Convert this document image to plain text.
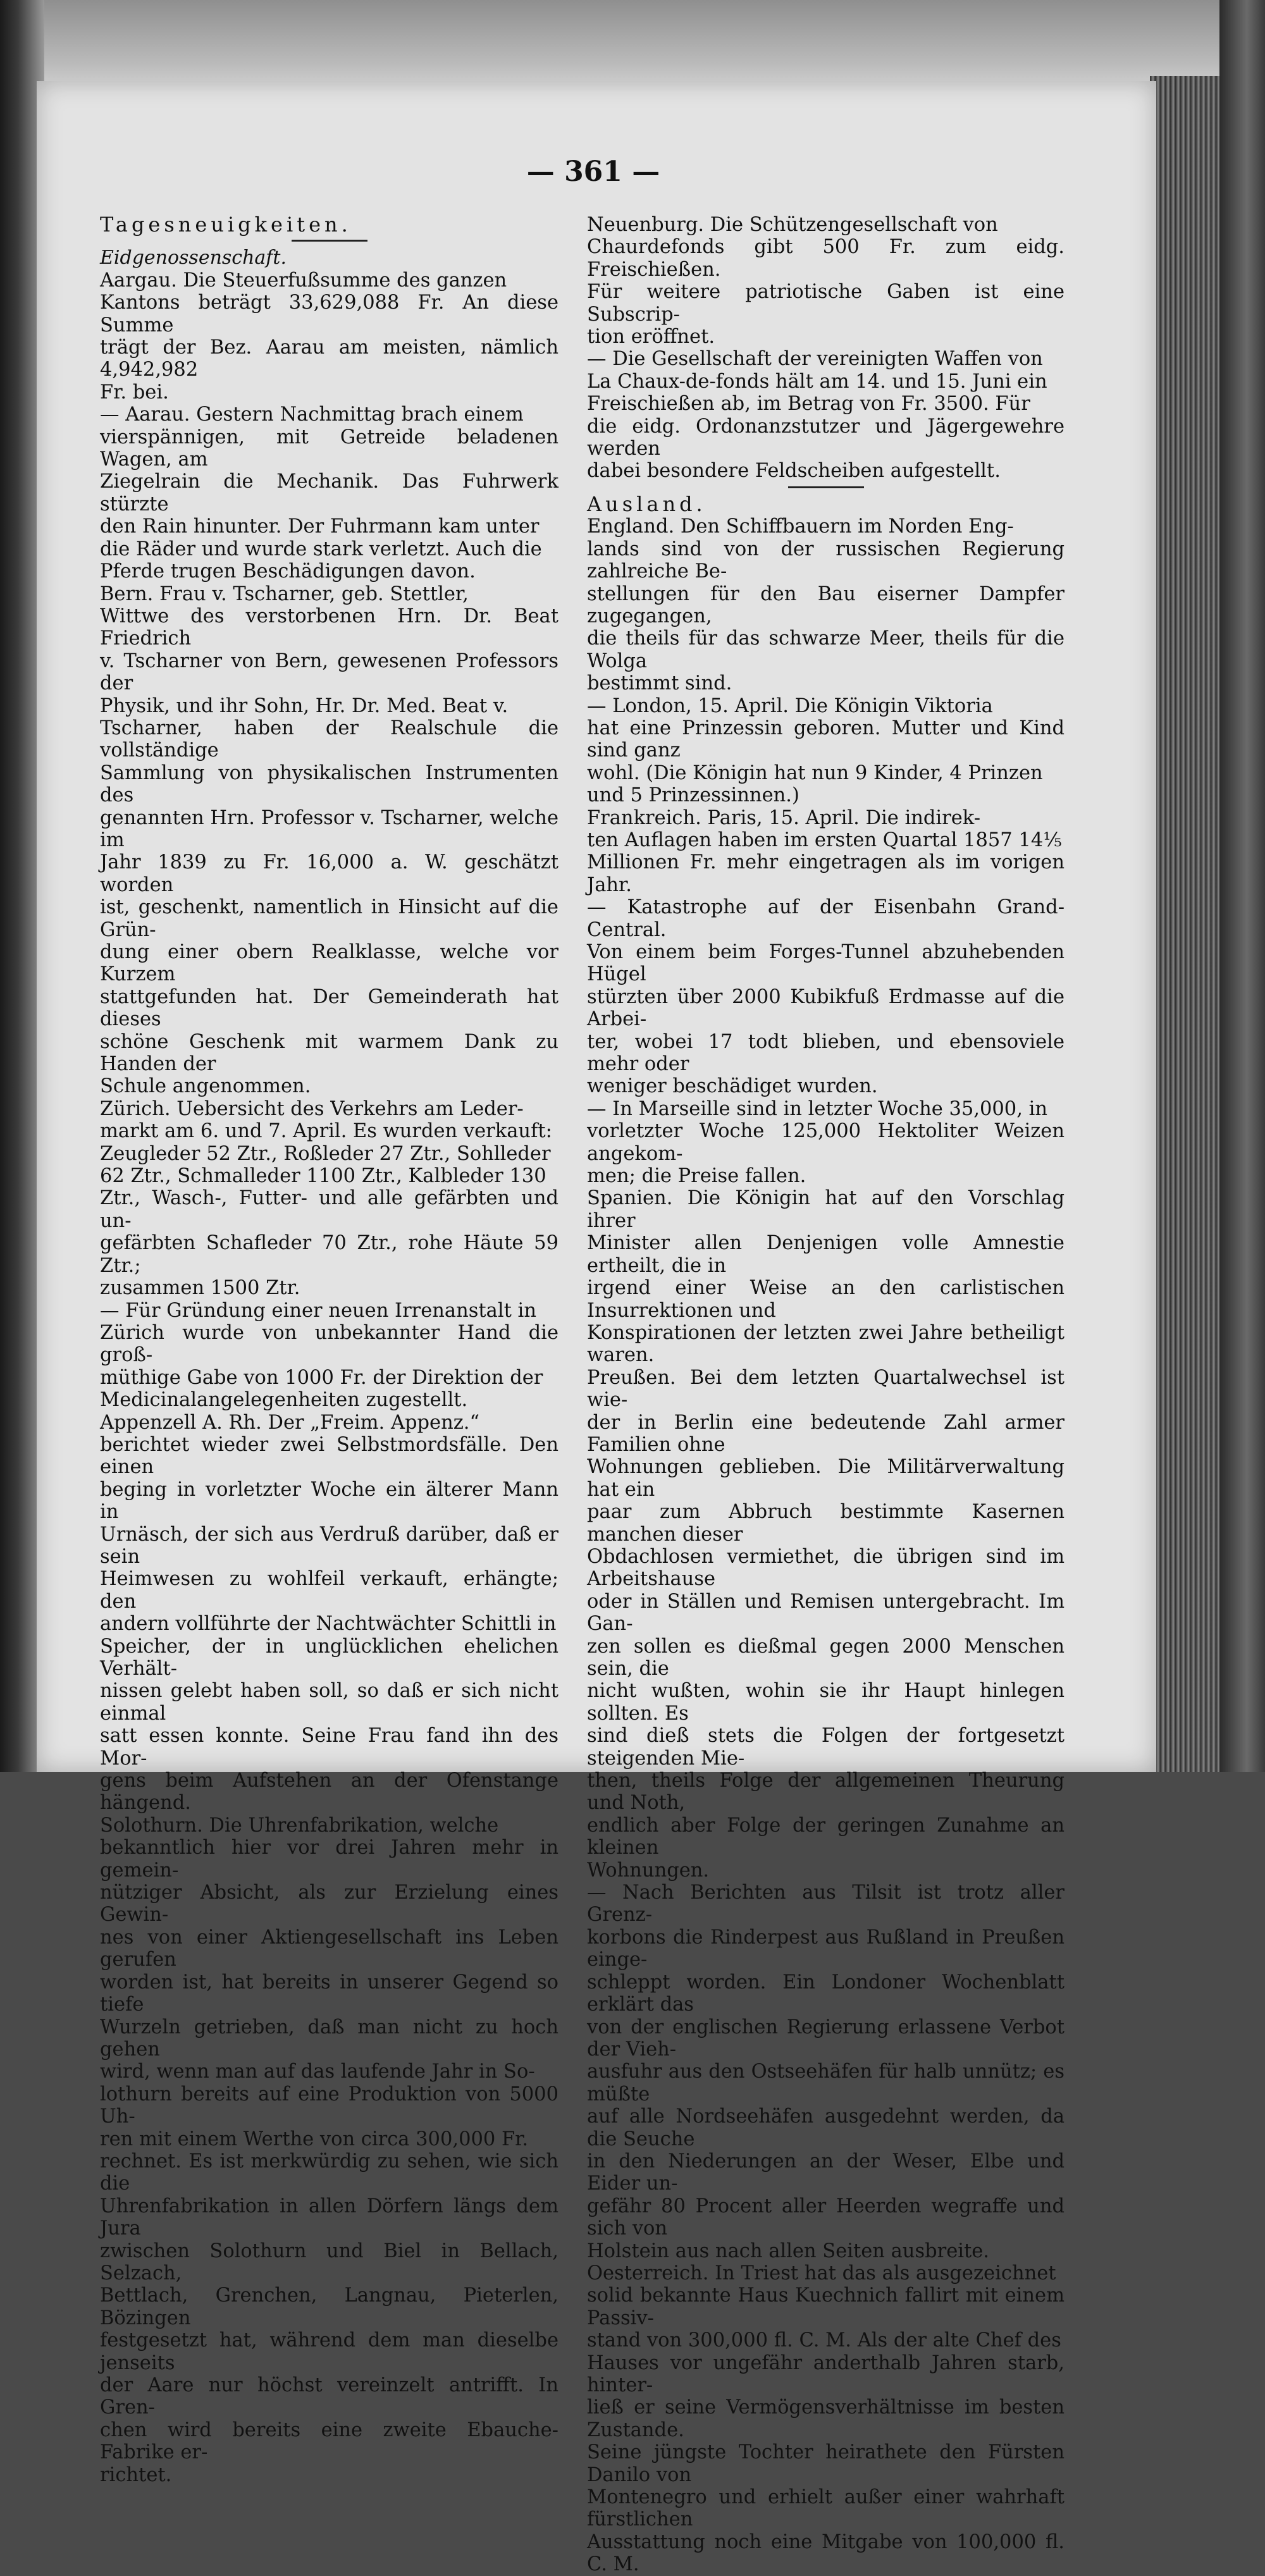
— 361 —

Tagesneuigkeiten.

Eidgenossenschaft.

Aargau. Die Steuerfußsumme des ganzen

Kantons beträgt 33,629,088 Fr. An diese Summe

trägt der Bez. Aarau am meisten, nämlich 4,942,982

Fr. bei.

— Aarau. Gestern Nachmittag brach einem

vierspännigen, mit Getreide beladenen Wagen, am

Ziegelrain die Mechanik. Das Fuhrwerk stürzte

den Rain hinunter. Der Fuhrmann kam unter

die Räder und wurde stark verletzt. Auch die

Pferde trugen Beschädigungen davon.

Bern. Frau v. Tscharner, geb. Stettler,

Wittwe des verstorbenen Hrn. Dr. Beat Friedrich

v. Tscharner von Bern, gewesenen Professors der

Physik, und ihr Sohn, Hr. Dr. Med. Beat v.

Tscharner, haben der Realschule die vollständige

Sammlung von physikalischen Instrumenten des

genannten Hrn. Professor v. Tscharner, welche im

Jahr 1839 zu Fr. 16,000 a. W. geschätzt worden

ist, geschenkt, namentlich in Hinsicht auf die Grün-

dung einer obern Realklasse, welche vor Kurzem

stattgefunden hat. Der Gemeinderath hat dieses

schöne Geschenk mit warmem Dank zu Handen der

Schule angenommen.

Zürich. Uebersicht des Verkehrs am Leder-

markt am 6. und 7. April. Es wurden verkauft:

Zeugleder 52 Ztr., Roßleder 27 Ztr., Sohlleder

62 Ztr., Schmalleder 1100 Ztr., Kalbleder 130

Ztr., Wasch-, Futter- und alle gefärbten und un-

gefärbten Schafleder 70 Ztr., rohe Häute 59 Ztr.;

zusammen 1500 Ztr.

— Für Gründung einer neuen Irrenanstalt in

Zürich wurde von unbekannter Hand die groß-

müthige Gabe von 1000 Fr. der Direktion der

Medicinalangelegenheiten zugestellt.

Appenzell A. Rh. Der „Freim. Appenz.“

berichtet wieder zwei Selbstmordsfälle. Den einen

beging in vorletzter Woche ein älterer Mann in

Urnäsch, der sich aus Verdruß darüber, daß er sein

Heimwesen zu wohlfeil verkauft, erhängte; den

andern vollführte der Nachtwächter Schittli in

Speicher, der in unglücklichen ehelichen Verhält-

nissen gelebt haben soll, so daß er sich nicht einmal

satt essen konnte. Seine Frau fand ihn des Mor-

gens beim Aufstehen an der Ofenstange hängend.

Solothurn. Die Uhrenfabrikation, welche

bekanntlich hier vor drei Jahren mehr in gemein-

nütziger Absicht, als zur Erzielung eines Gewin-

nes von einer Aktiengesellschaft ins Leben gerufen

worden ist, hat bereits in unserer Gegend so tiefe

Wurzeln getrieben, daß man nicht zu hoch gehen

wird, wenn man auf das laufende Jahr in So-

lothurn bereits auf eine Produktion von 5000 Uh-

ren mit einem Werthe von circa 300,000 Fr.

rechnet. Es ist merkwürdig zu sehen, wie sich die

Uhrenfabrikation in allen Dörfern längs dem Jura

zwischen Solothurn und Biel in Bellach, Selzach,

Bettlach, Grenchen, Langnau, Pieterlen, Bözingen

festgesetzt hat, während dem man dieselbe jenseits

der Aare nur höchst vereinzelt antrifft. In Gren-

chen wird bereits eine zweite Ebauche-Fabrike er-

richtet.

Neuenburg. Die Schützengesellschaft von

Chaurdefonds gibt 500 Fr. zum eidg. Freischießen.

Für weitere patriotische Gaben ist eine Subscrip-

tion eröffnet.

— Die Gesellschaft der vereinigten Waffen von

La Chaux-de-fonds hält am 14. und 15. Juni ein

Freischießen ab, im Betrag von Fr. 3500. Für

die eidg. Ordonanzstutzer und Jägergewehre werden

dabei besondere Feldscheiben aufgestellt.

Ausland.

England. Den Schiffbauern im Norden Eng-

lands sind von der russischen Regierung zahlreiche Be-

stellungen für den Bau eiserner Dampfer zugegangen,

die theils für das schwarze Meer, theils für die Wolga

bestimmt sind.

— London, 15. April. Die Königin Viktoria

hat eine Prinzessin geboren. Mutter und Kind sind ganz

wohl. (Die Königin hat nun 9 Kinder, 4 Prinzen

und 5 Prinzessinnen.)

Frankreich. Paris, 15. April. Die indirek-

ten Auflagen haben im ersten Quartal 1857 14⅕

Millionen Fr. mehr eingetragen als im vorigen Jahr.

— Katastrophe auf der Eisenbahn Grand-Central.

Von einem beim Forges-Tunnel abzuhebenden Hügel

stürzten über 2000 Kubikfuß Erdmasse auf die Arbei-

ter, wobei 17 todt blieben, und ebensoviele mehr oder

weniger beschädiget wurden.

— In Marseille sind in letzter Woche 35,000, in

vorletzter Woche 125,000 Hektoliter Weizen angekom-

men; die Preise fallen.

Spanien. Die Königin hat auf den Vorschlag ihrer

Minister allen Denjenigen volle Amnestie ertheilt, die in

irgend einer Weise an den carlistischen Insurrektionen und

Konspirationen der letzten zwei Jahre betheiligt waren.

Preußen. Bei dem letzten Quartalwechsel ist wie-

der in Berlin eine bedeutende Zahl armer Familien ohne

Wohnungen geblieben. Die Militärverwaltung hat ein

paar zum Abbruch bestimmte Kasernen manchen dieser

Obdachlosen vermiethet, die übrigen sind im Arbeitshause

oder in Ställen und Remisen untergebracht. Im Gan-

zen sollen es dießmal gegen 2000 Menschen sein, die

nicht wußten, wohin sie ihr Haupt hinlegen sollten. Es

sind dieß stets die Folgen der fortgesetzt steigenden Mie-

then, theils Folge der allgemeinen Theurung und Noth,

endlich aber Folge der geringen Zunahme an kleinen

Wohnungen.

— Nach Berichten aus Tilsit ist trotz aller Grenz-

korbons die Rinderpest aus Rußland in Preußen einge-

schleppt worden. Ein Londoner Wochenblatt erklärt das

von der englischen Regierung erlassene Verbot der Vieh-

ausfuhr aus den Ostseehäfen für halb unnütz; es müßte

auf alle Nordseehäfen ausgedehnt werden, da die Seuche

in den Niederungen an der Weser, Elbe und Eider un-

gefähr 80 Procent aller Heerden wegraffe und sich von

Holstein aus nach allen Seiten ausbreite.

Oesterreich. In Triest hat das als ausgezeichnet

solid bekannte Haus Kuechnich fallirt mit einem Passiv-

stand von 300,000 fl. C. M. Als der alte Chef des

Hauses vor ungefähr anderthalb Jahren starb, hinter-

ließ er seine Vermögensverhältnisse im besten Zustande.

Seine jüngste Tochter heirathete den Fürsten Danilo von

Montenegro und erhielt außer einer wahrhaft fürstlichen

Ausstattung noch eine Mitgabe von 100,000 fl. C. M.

Prompt
Please copy the data shown above word for word, omitting the pictures.

Solution
Convert this document image to plain text.
— 361 —

Tagesneuigkeiten.

Eidgenossenschaft.

Aargau. Die Steuerfußsumme des ganzen

Kantons beträgt 33,629,088 Fr. An diese Summe

trägt der Bez. Aarau am meisten, nämlich 4,942,982

Fr. bei.

— Aarau. Gestern Nachmittag brach einem

vierspännigen, mit Getreide beladenen Wagen, am

Ziegelrain die Mechanik. Das Fuhrwerk stürzte

den Rain hinunter. Der Fuhrmann kam unter

die Räder und wurde stark verletzt. Auch die

Pferde trugen Beschädigungen davon.

Bern. Frau v. Tscharner, geb. Stettler,

Wittwe des verstorbenen Hrn. Dr. Beat Friedrich

v. Tscharner von Bern, gewesenen Professors der

Physik, und ihr Sohn, Hr. Dr. Med. Beat v.

Tscharner, haben der Realschule die vollständige

Sammlung von physikalischen Instrumenten des

genannten Hrn. Professor v. Tscharner, welche im

Jahr 1839 zu Fr. 16,000 a. W. geschätzt worden

ist, geschenkt, namentlich in Hinsicht auf die Grün-

dung einer obern Realklasse, welche vor Kurzem

stattgefunden hat. Der Gemeinderath hat dieses

schöne Geschenk mit warmem Dank zu Handen der

Schule angenommen.

Zürich. Uebersicht des Verkehrs am Leder-

markt am 6. und 7. April. Es wurden verkauft:

Zeugleder 52 Ztr., Roßleder 27 Ztr., Sohlleder

62 Ztr., Schmalleder 1100 Ztr., Kalbleder 130

Ztr., Wasch-, Futter- und alle gefärbten und un-

gefärbten Schafleder 70 Ztr., rohe Häute 59 Ztr.;

zusammen 1500 Ztr.

— Für Gründung einer neuen Irrenanstalt in

Zürich wurde von unbekannter Hand die groß-

müthige Gabe von 1000 Fr. der Direktion der

Medicinalangelegenheiten zugestellt.

Appenzell A. Rh. Der „Freim. Appenz.“

berichtet wieder zwei Selbstmordsfälle. Den einen

beging in vorletzter Woche ein älterer Mann in

Urnäsch, der sich aus Verdruß darüber, daß er sein

Heimwesen zu wohlfeil verkauft, erhängte; den

andern vollführte der Nachtwächter Schittli in

Speicher, der in unglücklichen ehelichen Verhält-

nissen gelebt haben soll, so daß er sich nicht einmal

satt essen konnte. Seine Frau fand ihn des Mor-

gens beim Aufstehen an der Ofenstange hängend.

Solothurn. Die Uhrenfabrikation, welche

bekanntlich hier vor drei Jahren mehr in gemein-

nütziger Absicht, als zur Erzielung eines Gewin-

nes von einer Aktiengesellschaft ins Leben gerufen

worden ist, hat bereits in unserer Gegend so tiefe

Wurzeln getrieben, daß man nicht zu hoch gehen

wird, wenn man auf das laufende Jahr in So-

lothurn bereits auf eine Produktion von 5000 Uh-

ren mit einem Werthe von circa 300,000 Fr.

rechnet. Es ist merkwürdig zu sehen, wie sich die

Uhrenfabrikation in allen Dörfern längs dem Jura

zwischen Solothurn und Biel in Bellach, Selzach,

Bettlach, Grenchen, Langnau, Pieterlen, Bözingen

festgesetzt hat, während dem man dieselbe jenseits

der Aare nur höchst vereinzelt antrifft. In Gren-

chen wird bereits eine zweite Ebauche-Fabrike er-

richtet.

Neuenburg. Die Schützengesellschaft von

Chaurdefonds gibt 500 Fr. zum eidg. Freischießen.

Für weitere patriotische Gaben ist eine Subscrip-

tion eröffnet.

— Die Gesellschaft der vereinigten Waffen von

La Chaux-de-fonds hält am 14. und 15. Juni ein

Freischießen ab, im Betrag von Fr. 3500. Für

die eidg. Ordonanzstutzer und Jägergewehre werden

dabei besondere Feldscheiben aufgestellt.

Ausland.

England. Den Schiffbauern im Norden Eng-

lands sind von der russischen Regierung zahlreiche Be-

stellungen für den Bau eiserner Dampfer zugegangen,

die theils für das schwarze Meer, theils für die Wolga

bestimmt sind.

— London, 15. April. Die Königin Viktoria

hat eine Prinzessin geboren. Mutter und Kind sind ganz

wohl. (Die Königin hat nun 9 Kinder, 4 Prinzen

und 5 Prinzessinnen.)

Frankreich. Paris, 15. April. Die indirek-

ten Auflagen haben im ersten Quartal 1857 14⅕

Millionen Fr. mehr eingetragen als im vorigen Jahr.

— Katastrophe auf der Eisenbahn Grand-Central.

Von einem beim Forges-Tunnel abzuhebenden Hügel

stürzten über 2000 Kubikfuß Erdmasse auf die Arbei-

ter, wobei 17 todt blieben, und ebensoviele mehr oder

weniger beschädiget wurden.

— In Marseille sind in letzter Woche 35,000, in

vorletzter Woche 125,000 Hektoliter Weizen angekom-

men; die Preise fallen.

Spanien. Die Königin hat auf den Vorschlag ihrer

Minister allen Denjenigen volle Amnestie ertheilt, die in

irgend einer Weise an den carlistischen Insurrektionen und

Konspirationen der letzten zwei Jahre betheiligt waren.

Preußen. Bei dem letzten Quartalwechsel ist wie-

der in Berlin eine bedeutende Zahl armer Familien ohne

Wohnungen geblieben. Die Militärverwaltung hat ein

paar zum Abbruch bestimmte Kasernen manchen dieser

Obdachlosen vermiethet, die übrigen sind im Arbeitshause

oder in Ställen und Remisen untergebracht. Im Gan-

zen sollen es dießmal gegen 2000 Menschen sein, die

nicht wußten, wohin sie ihr Haupt hinlegen sollten. Es

sind dieß stets die Folgen der fortgesetzt steigenden Mie-

then, theils Folge der allgemeinen Theurung und Noth,

endlich aber Folge der geringen Zunahme an kleinen

Wohnungen.

— Nach Berichten aus Tilsit ist trotz aller Grenz-

korbons die Rinderpest aus Rußland in Preußen einge-

schleppt worden. Ein Londoner Wochenblatt erklärt das

von der englischen Regierung erlassene Verbot der Vieh-

ausfuhr aus den Ostseehäfen für halb unnütz; es müßte

auf alle Nordseehäfen ausgedehnt werden, da die Seuche

in den Niederungen an der Weser, Elbe und Eider un-

gefähr 80 Procent aller Heerden wegraffe und sich von

Holstein aus nach allen Seiten ausbreite.

Oesterreich. In Triest hat das als ausgezeichnet

solid bekannte Haus Kuechnich fallirt mit einem Passiv-

stand von 300,000 fl. C. M. Als der alte Chef des

Hauses vor ungefähr anderthalb Jahren starb, hinter-

ließ er seine Vermögensverhältnisse im besten Zustande.

Seine jüngste Tochter heirathete den Fürsten Danilo von

Montenegro und erhielt außer einer wahrhaft fürstlichen

Ausstattung noch eine Mitgabe von 100,000 fl. C. M.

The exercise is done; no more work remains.